*Material for this task*

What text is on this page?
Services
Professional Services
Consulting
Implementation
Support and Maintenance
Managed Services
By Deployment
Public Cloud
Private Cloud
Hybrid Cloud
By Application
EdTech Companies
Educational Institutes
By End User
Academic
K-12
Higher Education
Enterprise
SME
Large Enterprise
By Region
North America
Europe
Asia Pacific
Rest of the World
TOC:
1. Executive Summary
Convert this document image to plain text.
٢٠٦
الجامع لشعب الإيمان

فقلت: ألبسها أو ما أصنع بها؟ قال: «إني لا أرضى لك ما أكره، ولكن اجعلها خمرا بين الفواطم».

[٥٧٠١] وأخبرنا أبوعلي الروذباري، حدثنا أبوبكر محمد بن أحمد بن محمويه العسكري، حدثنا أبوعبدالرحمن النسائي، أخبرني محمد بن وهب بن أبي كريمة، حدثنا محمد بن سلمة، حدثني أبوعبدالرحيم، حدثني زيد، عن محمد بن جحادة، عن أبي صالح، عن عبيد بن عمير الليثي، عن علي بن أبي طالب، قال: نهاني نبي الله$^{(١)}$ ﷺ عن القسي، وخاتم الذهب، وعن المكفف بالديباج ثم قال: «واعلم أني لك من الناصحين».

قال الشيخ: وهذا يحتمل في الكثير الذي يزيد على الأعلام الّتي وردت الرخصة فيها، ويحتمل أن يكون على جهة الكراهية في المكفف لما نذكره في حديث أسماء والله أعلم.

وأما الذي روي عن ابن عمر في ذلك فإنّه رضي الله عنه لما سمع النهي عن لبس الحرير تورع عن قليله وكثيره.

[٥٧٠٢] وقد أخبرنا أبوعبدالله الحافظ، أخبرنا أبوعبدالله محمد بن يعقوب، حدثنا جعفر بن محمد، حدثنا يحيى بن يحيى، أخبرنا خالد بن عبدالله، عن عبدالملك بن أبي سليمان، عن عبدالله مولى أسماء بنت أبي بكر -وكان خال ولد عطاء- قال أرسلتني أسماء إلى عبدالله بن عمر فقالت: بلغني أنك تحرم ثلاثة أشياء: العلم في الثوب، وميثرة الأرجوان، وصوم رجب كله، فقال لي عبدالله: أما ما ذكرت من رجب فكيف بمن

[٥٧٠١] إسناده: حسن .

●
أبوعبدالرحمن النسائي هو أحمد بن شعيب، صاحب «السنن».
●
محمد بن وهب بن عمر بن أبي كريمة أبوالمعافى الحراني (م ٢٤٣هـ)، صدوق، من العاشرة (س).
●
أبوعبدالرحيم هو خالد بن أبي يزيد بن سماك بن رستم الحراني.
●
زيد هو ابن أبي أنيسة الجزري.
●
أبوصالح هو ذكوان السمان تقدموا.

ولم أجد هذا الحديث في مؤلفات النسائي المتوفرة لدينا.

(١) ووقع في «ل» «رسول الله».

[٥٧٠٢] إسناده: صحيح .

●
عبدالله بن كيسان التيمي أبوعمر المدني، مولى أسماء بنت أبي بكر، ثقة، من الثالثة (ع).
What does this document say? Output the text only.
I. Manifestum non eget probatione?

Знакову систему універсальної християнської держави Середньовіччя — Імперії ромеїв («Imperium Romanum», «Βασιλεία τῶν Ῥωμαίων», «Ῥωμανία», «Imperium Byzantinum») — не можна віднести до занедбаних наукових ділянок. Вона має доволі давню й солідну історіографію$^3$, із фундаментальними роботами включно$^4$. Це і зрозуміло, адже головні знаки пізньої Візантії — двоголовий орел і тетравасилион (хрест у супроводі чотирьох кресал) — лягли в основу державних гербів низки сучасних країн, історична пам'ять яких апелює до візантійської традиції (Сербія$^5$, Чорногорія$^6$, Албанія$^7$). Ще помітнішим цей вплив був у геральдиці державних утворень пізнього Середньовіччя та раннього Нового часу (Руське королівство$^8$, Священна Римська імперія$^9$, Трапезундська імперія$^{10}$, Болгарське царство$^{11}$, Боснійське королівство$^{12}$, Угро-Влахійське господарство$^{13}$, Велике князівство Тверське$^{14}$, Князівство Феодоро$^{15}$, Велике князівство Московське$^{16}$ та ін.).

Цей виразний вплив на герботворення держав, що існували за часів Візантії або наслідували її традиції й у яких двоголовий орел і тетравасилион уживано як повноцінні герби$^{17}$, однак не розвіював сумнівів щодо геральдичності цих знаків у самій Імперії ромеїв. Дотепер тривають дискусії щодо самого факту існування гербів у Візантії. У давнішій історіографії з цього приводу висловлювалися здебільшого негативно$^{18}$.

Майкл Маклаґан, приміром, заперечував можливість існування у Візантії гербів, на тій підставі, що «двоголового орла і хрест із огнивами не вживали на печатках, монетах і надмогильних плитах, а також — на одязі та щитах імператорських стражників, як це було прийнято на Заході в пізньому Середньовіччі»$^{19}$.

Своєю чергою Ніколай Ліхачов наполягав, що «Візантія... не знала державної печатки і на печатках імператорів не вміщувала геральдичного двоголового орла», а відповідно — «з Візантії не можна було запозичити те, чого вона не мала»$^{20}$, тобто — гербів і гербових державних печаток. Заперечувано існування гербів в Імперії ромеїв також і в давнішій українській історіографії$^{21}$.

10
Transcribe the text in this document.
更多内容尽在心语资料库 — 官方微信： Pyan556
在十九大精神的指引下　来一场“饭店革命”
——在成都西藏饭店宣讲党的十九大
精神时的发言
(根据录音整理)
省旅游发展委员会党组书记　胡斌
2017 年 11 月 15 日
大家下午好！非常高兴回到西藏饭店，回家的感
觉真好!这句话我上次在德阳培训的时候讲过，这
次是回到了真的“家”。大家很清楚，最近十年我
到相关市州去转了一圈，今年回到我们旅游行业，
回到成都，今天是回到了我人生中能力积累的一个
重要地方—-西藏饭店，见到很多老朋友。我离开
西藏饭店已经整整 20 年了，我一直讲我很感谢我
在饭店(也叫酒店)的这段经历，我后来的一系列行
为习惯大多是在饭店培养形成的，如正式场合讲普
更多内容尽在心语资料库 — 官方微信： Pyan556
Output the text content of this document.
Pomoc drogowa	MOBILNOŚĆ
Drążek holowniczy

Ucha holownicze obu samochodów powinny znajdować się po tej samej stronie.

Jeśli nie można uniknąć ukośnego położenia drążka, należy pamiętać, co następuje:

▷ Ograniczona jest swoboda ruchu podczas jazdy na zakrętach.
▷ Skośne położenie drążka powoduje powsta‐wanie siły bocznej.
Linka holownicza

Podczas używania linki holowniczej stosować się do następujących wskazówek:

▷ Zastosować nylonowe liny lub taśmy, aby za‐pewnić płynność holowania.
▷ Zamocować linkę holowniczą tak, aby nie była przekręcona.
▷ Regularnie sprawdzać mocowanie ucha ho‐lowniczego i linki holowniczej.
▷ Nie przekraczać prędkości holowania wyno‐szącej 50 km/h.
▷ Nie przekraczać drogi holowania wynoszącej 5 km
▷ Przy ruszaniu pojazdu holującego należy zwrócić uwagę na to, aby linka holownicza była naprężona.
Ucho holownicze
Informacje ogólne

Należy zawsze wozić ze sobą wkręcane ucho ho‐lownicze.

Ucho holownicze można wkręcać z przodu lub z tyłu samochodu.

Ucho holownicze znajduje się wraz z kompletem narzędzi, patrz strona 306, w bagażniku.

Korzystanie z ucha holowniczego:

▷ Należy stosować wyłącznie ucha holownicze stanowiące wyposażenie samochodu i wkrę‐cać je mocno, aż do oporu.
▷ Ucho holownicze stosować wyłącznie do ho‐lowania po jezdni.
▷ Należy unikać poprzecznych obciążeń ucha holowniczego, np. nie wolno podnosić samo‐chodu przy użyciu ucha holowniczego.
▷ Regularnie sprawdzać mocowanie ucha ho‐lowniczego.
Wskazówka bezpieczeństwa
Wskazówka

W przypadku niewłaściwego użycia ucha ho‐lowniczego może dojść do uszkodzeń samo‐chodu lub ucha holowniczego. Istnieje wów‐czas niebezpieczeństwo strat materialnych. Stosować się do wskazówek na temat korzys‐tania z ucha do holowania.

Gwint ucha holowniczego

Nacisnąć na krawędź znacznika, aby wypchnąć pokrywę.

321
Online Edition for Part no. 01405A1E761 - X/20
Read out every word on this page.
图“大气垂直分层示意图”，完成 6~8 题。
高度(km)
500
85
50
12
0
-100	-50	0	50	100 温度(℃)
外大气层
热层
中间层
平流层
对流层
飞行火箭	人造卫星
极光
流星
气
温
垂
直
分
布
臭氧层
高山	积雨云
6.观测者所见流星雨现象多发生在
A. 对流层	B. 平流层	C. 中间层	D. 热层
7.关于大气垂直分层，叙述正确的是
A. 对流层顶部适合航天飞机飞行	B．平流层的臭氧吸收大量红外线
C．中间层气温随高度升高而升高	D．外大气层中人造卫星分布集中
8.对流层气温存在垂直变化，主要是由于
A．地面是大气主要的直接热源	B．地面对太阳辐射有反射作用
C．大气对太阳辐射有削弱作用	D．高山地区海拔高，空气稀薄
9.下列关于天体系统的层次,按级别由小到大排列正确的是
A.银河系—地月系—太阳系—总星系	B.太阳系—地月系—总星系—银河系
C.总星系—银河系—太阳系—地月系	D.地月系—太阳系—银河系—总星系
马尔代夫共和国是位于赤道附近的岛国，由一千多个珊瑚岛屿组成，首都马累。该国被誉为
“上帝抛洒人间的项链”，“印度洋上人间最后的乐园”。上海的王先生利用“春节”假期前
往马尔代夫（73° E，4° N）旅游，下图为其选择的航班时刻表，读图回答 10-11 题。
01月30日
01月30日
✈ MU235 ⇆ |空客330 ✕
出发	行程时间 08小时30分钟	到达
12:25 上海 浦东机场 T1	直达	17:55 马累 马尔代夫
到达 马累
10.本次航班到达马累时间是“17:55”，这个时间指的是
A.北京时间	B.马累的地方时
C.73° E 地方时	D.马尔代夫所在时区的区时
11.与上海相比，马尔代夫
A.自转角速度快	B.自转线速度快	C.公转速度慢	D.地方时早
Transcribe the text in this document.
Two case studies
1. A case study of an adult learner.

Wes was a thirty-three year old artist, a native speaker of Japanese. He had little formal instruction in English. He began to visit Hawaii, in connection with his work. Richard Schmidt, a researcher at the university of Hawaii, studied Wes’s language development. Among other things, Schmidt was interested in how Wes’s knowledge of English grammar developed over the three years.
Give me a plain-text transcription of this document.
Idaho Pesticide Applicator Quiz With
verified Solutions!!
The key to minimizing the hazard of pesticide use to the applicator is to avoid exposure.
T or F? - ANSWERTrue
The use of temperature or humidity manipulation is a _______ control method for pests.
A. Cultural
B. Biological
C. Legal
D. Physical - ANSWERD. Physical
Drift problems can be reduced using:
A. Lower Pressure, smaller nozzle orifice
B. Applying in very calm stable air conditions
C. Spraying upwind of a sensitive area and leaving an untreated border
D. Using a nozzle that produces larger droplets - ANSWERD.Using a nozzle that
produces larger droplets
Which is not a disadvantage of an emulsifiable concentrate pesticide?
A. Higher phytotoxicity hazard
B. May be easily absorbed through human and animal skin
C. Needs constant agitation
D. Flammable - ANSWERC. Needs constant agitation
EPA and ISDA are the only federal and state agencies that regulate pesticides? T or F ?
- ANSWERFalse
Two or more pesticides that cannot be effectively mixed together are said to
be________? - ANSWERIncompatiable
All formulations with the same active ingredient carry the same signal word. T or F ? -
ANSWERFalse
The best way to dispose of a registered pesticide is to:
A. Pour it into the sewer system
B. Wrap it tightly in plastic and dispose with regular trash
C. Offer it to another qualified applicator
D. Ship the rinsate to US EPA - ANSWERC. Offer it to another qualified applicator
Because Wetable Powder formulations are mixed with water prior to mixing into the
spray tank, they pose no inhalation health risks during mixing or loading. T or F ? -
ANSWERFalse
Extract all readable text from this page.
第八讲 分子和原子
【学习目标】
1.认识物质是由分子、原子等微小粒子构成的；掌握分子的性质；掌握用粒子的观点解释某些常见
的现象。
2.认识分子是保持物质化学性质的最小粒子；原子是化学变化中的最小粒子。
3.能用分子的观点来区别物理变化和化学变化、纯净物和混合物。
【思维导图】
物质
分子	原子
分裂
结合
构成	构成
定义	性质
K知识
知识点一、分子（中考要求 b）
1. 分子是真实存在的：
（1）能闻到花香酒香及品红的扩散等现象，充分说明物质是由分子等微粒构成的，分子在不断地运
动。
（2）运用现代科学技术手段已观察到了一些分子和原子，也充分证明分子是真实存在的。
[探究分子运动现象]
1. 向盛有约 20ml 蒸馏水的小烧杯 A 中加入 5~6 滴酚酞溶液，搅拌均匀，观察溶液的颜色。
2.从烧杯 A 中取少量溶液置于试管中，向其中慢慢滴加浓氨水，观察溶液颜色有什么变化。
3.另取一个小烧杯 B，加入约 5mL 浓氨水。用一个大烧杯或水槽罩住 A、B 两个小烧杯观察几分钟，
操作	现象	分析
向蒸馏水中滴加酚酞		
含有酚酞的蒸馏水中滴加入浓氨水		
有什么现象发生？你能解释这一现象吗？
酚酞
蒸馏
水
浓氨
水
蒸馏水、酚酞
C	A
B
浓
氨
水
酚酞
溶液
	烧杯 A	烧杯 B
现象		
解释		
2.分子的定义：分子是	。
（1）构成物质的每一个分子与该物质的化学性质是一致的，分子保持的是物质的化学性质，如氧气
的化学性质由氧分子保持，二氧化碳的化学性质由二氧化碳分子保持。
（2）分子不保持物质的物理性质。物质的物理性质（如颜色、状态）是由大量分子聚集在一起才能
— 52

*Short exercise*
Go through the records and gather the lines that hold "word".

*Expected answer*
Read out every word on this page.
All formulations with the same active ingredient carry the same signal word. T or F ? -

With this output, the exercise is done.